* START Material *
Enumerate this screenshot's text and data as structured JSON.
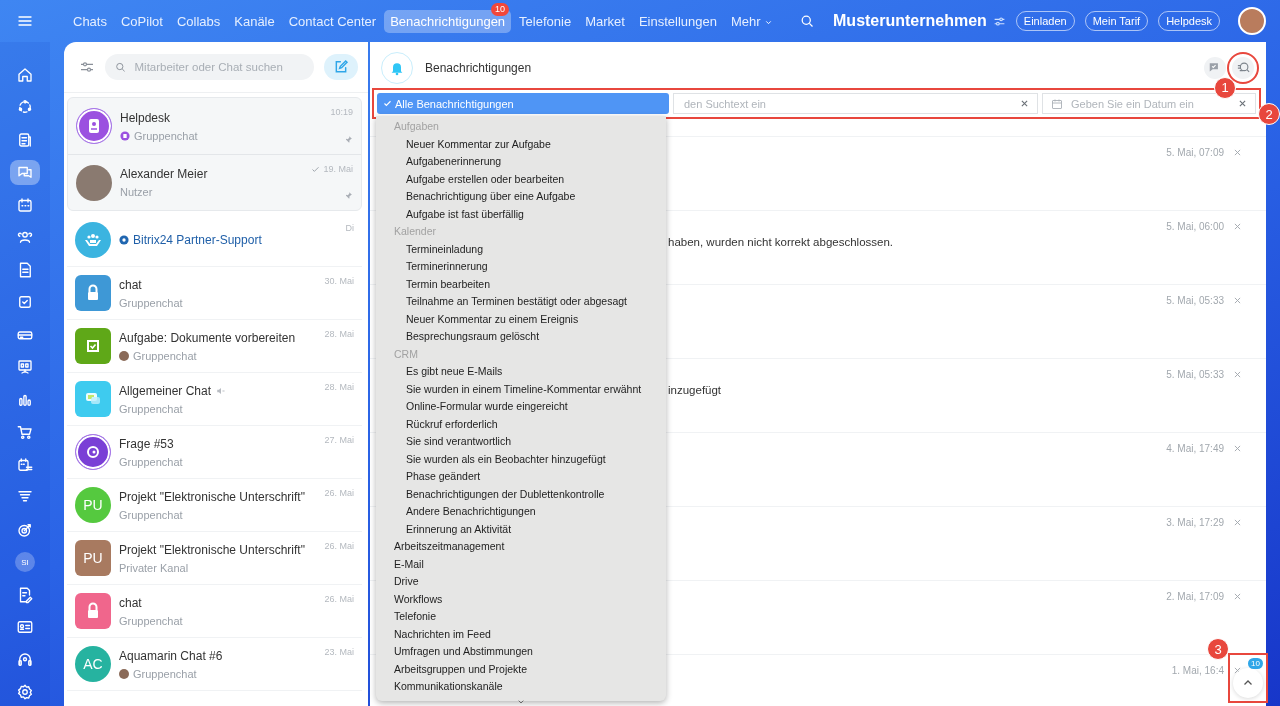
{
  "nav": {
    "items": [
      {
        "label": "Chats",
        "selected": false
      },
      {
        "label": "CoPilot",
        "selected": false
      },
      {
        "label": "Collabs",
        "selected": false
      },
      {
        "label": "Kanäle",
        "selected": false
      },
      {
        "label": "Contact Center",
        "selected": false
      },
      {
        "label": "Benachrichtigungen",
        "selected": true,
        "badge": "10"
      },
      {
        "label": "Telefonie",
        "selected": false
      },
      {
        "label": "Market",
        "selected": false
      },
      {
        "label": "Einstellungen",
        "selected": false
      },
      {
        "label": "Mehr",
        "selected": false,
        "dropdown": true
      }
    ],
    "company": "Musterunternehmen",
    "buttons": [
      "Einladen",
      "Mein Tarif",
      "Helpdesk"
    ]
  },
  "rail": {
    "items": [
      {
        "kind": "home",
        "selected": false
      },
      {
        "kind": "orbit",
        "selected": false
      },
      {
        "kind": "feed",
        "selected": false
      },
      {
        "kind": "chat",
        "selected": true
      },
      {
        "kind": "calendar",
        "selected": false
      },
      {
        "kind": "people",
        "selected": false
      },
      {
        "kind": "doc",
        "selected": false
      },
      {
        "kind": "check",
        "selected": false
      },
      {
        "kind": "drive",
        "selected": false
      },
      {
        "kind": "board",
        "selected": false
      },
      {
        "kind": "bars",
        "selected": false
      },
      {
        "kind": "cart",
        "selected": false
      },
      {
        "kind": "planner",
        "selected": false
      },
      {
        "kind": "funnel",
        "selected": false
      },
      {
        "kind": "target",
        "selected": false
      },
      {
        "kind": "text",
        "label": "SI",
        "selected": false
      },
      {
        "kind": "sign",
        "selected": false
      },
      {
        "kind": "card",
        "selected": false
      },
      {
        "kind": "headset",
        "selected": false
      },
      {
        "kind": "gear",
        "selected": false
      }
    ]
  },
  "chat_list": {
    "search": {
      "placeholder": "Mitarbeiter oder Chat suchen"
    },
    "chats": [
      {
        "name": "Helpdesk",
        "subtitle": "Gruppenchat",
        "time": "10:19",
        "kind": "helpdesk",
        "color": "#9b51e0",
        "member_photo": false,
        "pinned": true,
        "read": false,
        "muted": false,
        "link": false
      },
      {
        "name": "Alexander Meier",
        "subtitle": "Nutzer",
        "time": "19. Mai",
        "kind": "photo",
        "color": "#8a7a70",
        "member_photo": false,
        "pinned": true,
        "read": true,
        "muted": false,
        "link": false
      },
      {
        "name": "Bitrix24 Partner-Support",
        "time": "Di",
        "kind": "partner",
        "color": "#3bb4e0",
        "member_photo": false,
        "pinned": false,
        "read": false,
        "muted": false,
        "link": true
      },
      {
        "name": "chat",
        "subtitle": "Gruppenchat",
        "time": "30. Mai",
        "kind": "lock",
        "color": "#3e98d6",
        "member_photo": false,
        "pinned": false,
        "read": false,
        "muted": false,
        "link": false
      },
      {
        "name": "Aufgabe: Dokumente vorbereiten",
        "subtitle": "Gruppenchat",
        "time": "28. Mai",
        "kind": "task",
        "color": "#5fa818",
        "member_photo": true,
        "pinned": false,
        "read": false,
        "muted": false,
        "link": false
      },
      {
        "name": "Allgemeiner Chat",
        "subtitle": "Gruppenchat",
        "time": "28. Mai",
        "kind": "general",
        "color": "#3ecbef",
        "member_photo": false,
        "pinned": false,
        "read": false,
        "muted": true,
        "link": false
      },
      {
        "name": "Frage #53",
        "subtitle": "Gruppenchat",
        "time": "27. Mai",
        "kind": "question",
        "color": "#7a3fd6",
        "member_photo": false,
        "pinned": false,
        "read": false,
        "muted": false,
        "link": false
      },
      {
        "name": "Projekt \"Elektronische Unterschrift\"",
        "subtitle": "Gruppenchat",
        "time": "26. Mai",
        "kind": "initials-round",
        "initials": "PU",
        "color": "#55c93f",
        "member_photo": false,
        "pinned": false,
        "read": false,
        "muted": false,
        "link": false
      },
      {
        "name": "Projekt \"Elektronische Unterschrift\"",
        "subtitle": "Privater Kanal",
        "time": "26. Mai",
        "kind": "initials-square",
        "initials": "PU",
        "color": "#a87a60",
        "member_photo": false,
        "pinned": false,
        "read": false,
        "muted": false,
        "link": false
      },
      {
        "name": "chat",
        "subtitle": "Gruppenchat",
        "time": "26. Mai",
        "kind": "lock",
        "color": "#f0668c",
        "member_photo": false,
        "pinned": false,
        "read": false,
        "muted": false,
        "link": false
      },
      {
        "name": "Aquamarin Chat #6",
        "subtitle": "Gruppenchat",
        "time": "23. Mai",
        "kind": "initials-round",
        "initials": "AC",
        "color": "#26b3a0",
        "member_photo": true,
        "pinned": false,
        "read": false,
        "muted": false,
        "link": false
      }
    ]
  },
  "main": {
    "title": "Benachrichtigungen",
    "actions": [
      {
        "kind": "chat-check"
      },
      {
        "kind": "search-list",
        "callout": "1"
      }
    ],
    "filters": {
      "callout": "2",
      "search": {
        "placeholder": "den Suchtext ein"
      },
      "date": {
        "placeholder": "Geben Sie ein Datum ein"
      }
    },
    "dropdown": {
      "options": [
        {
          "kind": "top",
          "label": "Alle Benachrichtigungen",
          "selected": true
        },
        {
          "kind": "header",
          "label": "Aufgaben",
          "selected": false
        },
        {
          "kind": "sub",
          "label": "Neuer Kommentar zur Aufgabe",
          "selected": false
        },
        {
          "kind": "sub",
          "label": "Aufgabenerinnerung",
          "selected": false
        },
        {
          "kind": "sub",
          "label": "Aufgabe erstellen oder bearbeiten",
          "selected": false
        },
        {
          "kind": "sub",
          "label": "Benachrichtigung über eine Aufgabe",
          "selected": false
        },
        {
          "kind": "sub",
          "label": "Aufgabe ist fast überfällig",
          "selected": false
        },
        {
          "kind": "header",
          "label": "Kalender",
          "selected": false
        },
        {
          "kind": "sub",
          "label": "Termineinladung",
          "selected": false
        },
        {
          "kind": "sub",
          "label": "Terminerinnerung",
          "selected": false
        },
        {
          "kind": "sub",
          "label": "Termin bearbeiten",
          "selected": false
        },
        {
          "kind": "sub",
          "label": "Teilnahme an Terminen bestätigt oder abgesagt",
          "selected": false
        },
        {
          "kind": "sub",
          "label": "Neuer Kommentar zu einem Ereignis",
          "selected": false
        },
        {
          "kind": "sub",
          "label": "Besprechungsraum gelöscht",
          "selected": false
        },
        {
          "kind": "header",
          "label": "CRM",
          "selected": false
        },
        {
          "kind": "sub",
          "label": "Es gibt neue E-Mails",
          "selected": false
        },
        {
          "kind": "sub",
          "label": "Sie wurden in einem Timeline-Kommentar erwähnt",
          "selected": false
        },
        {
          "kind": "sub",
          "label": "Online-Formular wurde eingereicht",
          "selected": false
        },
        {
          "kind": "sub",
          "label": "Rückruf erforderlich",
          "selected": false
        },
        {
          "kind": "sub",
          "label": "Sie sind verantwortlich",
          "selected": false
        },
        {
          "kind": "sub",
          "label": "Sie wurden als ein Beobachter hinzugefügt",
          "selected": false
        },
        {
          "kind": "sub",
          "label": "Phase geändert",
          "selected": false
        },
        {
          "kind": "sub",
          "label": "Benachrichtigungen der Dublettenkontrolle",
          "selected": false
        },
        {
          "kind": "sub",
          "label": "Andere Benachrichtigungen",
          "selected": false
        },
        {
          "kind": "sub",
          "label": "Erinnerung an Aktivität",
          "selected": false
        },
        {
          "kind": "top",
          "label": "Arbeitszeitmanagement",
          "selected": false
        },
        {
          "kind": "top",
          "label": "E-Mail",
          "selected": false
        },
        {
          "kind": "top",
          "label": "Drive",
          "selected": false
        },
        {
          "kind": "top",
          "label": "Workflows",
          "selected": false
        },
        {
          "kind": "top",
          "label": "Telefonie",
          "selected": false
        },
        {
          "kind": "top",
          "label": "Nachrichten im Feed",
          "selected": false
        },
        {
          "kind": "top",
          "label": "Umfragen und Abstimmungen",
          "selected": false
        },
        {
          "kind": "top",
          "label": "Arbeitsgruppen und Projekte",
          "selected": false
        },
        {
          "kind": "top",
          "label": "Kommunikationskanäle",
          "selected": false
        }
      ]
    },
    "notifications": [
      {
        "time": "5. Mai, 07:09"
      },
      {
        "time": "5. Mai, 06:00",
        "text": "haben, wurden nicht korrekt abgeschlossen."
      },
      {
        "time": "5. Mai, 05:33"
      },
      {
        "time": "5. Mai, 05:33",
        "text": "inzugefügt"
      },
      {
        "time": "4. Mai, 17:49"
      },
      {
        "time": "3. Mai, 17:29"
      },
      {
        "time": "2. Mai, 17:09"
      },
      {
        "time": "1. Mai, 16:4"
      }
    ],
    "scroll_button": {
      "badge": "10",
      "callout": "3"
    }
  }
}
* END Material *
Work to do:
State how many lines in the entries above include the word "Kommentar"; reply with the number alone.

Result of the task:
3